### Work required
Copy every line that mentions the word "What".

### Material for the task

_ _ _ _ _

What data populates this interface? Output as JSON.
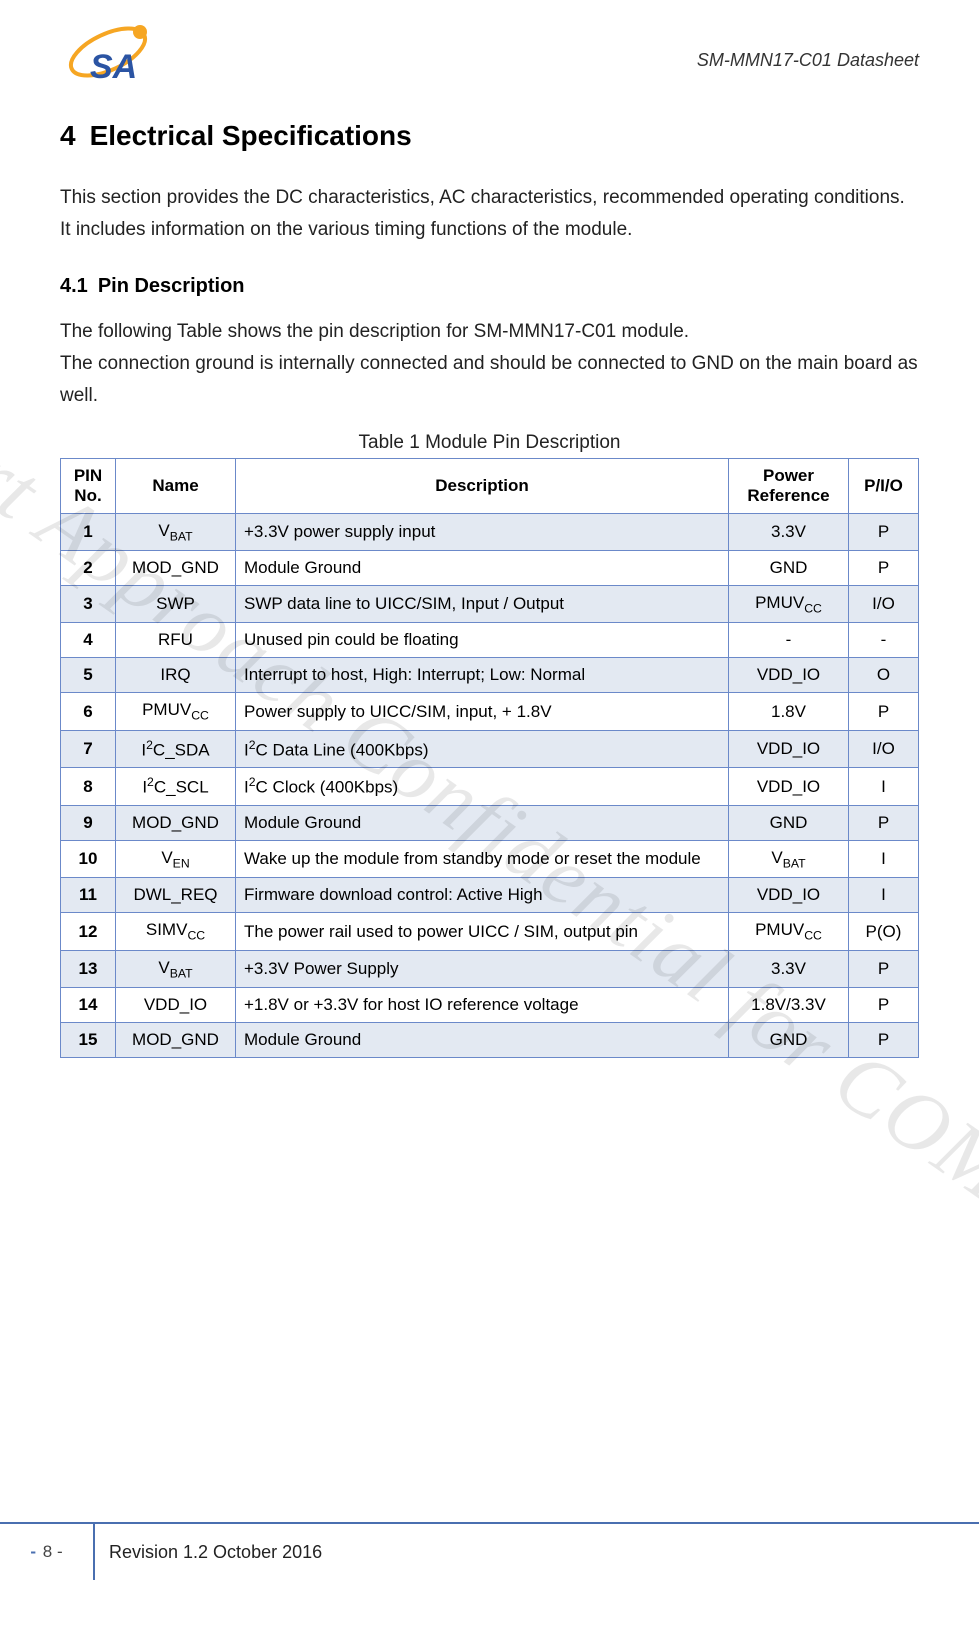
{
  "header": {
    "doc_title": "SM-MMN17-C01 Datasheet"
  },
  "section": {
    "number": "4",
    "title": "Electrical Specifications",
    "intro": "This section provides the DC characteristics, AC characteristics, recommended operating conditions. It includes information on the various timing functions of the module."
  },
  "subsection": {
    "number": "4.1",
    "title": "Pin Description",
    "para1": "The following Table shows the pin description for SM-MMN17-C01 module.",
    "para2": "The connection ground is internally connected and should be connected to GND on the main board as well."
  },
  "table": {
    "caption": "Table 1 Module Pin Description",
    "columns": {
      "pin": "PIN No.",
      "name": "Name",
      "desc": "Description",
      "power": "Power Reference",
      "pio": "P/I/O"
    },
    "border_color": "#6b89c9",
    "shade_color": "#e3e9f2",
    "rows": [
      {
        "no": "1",
        "name_html": "V<sub>BAT</sub>",
        "desc_html": "+3.3V power supply input",
        "power_html": "3.3V",
        "pio": "P",
        "shade": true
      },
      {
        "no": "2",
        "name_html": "MOD_GND",
        "desc_html": "Module Ground",
        "power_html": "GND",
        "pio": "P",
        "shade": false
      },
      {
        "no": "3",
        "name_html": "SWP",
        "desc_html": "SWP data line to UICC/SIM, Input / Output",
        "power_html": "PMUV<sub>CC</sub>",
        "pio": "I/O",
        "shade": true
      },
      {
        "no": "4",
        "name_html": "RFU",
        "desc_html": "Unused pin could be floating",
        "power_html": "-",
        "pio": "-",
        "shade": false
      },
      {
        "no": "5",
        "name_html": "IRQ",
        "desc_html": "Interrupt to host, High: Interrupt; Low: Normal",
        "power_html": "VDD_IO",
        "pio": "O",
        "shade": true
      },
      {
        "no": "6",
        "name_html": "PMUV<sub>CC</sub>",
        "desc_html": "Power supply to UICC/SIM, input, + 1.8V",
        "power_html": "1.8V",
        "pio": "P",
        "shade": false
      },
      {
        "no": "7",
        "name_html": "I<sup>2</sup>C_SDA",
        "desc_html": "I<sup>2</sup>C Data Line (400Kbps)",
        "power_html": "VDD_IO",
        "pio": "I/O",
        "shade": true
      },
      {
        "no": "8",
        "name_html": "I<sup>2</sup>C_SCL",
        "desc_html": "I<sup>2</sup>C Clock (400Kbps)",
        "power_html": "VDD_IO",
        "pio": "I",
        "shade": false
      },
      {
        "no": "9",
        "name_html": "MOD_GND",
        "desc_html": "Module Ground",
        "power_html": "GND",
        "pio": "P",
        "shade": true
      },
      {
        "no": "10",
        "name_html": "V<sub>EN</sub>",
        "desc_html": "Wake up the module from standby mode or reset the module",
        "power_html": "V<sub>BAT</sub>",
        "pio": "I",
        "shade": false
      },
      {
        "no": "11",
        "name_html": "DWL_REQ",
        "desc_html": "Firmware download control: Active High",
        "power_html": "VDD_IO",
        "pio": "I",
        "shade": true
      },
      {
        "no": "12",
        "name_html": "SIMV<sub>CC</sub>",
        "desc_html": "The power rail used to power UICC / SIM, output pin",
        "power_html": "PMUV<sub>CC</sub>",
        "pio": "P(O)",
        "shade": false
      },
      {
        "no": "13",
        "name_html": "V<sub>BAT</sub>",
        "desc_html": "+3.3V Power Supply",
        "power_html": "3.3V",
        "pio": "P",
        "shade": true
      },
      {
        "no": "14",
        "name_html": "VDD_IO",
        "desc_html": "+1.8V or +3.3V for host IO reference voltage",
        "power_html": "1.8V/3.3V",
        "pio": "P",
        "shade": false
      },
      {
        "no": "15",
        "name_html": "MOD_GND",
        "desc_html": "Module Ground",
        "power_html": "GND",
        "pio": "P",
        "shade": true
      }
    ]
  },
  "watermark": "Smart Approach Confidential for COMPAL",
  "footer": {
    "page_prefix": "-",
    "page": "8",
    "page_suffix": "-",
    "revision": "Revision 1.2 October 2016"
  },
  "logo": {
    "orbit_color": "#f6a623",
    "orbit_width": 4,
    "planet_fill": "#f6a623",
    "text_fill": "#2b54a3",
    "text": "SA"
  }
}
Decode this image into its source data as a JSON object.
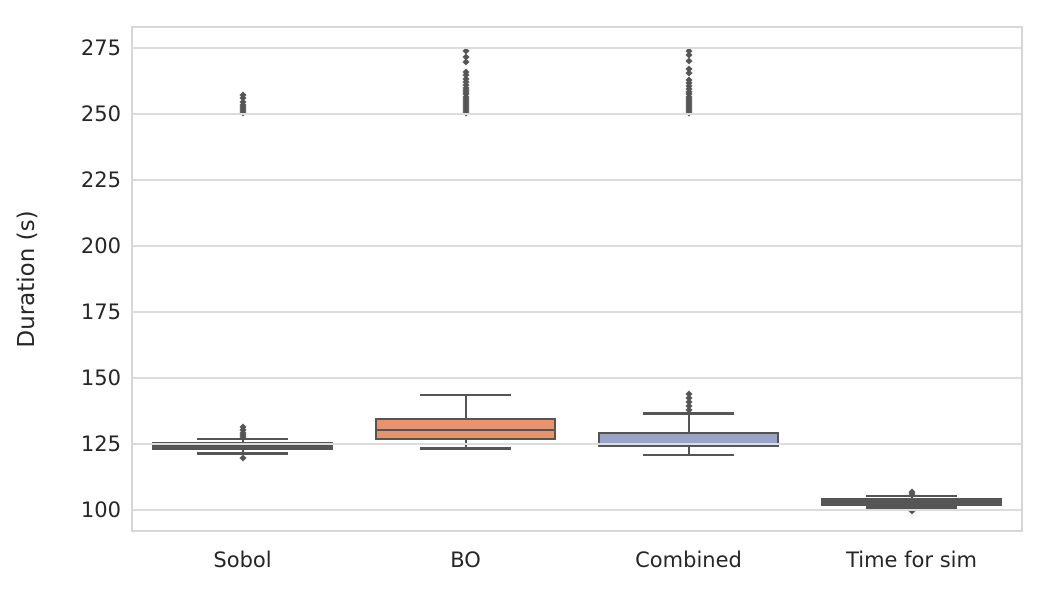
{
  "chart_data": {
    "type": "box",
    "title": "",
    "xlabel": "",
    "ylabel": "Duration (s)",
    "ylim": [
      91.7,
      283.3
    ],
    "yticks": [
      100,
      125,
      150,
      175,
      200,
      225,
      250,
      275
    ],
    "grid": "horizontal",
    "legend": "none",
    "categories": [
      "Sobol",
      "BO",
      "Combined",
      "Time for sim"
    ],
    "colors": {
      "element_dark": "#555555",
      "grid": "#dcdcdc",
      "axes_border": "#d6d6d6",
      "tick_label": "#262626",
      "background": "#ffffff"
    },
    "boxes": [
      {
        "label": "Sobol",
        "fill": "#575757",
        "whisker_low": 121.4,
        "q1": 122.7,
        "median": 124.2,
        "q3": 125.9,
        "whisker_high": 126.9,
        "outliers": [
          119.9,
          127.5,
          128.3,
          129.2,
          130.2,
          131.3,
          250.3,
          251.0,
          251.8,
          252.6,
          253.5,
          254.5,
          256.0,
          257.0
        ]
      },
      {
        "label": "BO",
        "fill": "#e9926f",
        "whisker_low": 123.3,
        "q1": 126.5,
        "median": 130.3,
        "q3": 135.0,
        "whisker_high": 143.5,
        "outliers": [
          250.2,
          251.0,
          251.8,
          252.6,
          253.4,
          254.2,
          255.0,
          255.8,
          256.6,
          257.4,
          258.2,
          259.0,
          260.0,
          261.0,
          262.2,
          263.4,
          264.6,
          266.0,
          269.5,
          271.5,
          274.0
        ]
      },
      {
        "label": "Combined",
        "fill": "#97a3c9",
        "whisker_low": 120.8,
        "q1": 124.0,
        "median": 124.8,
        "q3": 129.7,
        "whisker_high": 136.5,
        "outliers": [
          138.0,
          139.5,
          141.0,
          142.5,
          143.8,
          250.2,
          251.0,
          251.8,
          252.6,
          253.4,
          254.2,
          255.0,
          255.8,
          256.6,
          257.4,
          258.4,
          259.4,
          260.5,
          261.8,
          263.0,
          265.5,
          267.0,
          270.0,
          272.5,
          274.0
        ]
      },
      {
        "label": "Time for sim",
        "fill": "#575757",
        "whisker_low": 100.9,
        "q1": 101.7,
        "median": 103.0,
        "q3": 104.5,
        "whisker_high": 105.3,
        "outliers": [
          99.5,
          106.2,
          106.9
        ]
      }
    ]
  }
}
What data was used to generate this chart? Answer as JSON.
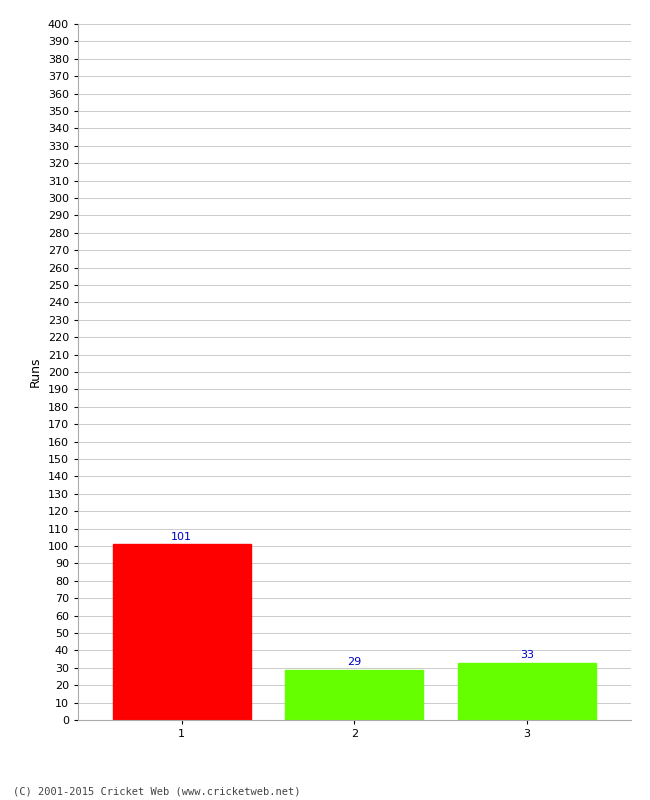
{
  "ylabel": "Runs",
  "categories": [
    "1",
    "2",
    "3"
  ],
  "values": [
    101,
    29,
    33
  ],
  "bar_colors": [
    "#ff0000",
    "#66ff00",
    "#66ff00"
  ],
  "value_labels": [
    "101",
    "29",
    "33"
  ],
  "value_label_color": "#0000cc",
  "ylim": [
    0,
    400
  ],
  "yticks": [
    0,
    10,
    20,
    30,
    40,
    50,
    60,
    70,
    80,
    90,
    100,
    110,
    120,
    130,
    140,
    150,
    160,
    170,
    180,
    190,
    200,
    210,
    220,
    230,
    240,
    250,
    260,
    270,
    280,
    290,
    300,
    310,
    320,
    330,
    340,
    350,
    360,
    370,
    380,
    390,
    400
  ],
  "background_color": "#ffffff",
  "grid_color": "#cccccc",
  "footer": "(C) 2001-2015 Cricket Web (www.cricketweb.net)",
  "footer_color": "#444444",
  "tick_label_fontsize": 8,
  "axis_label_fontsize": 9,
  "value_label_fontsize": 8,
  "bar_width": 0.8
}
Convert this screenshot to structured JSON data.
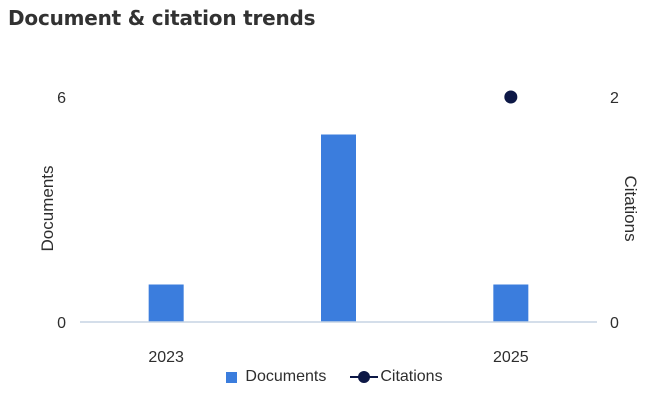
{
  "chart_data": {
    "type": "bar",
    "title": "Document & citation trends",
    "categories": [
      "2023",
      "",
      "2025"
    ],
    "series": [
      {
        "name": "Documents",
        "type": "bar",
        "axis": "left",
        "values": [
          1,
          5,
          1
        ]
      },
      {
        "name": "Citations",
        "type": "line",
        "axis": "right",
        "values": [
          null,
          null,
          2
        ]
      }
    ],
    "y_left": {
      "label": "Documents",
      "range": [
        0,
        6
      ],
      "ticks": [
        "0",
        "6"
      ]
    },
    "y_right": {
      "label": "Citations",
      "range": [
        0,
        2
      ],
      "ticks": [
        "0",
        "2"
      ]
    },
    "grid": false,
    "legend": "bottom-center",
    "colors": {
      "bar": "#3b7ddd",
      "line": "#0d1846",
      "baseline": "#c6d4e4"
    }
  }
}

_ _ _ _ _

### Exercise output
What data populates this interface? Output as JSON.
What data was used to generate this chart? Answer as JSON.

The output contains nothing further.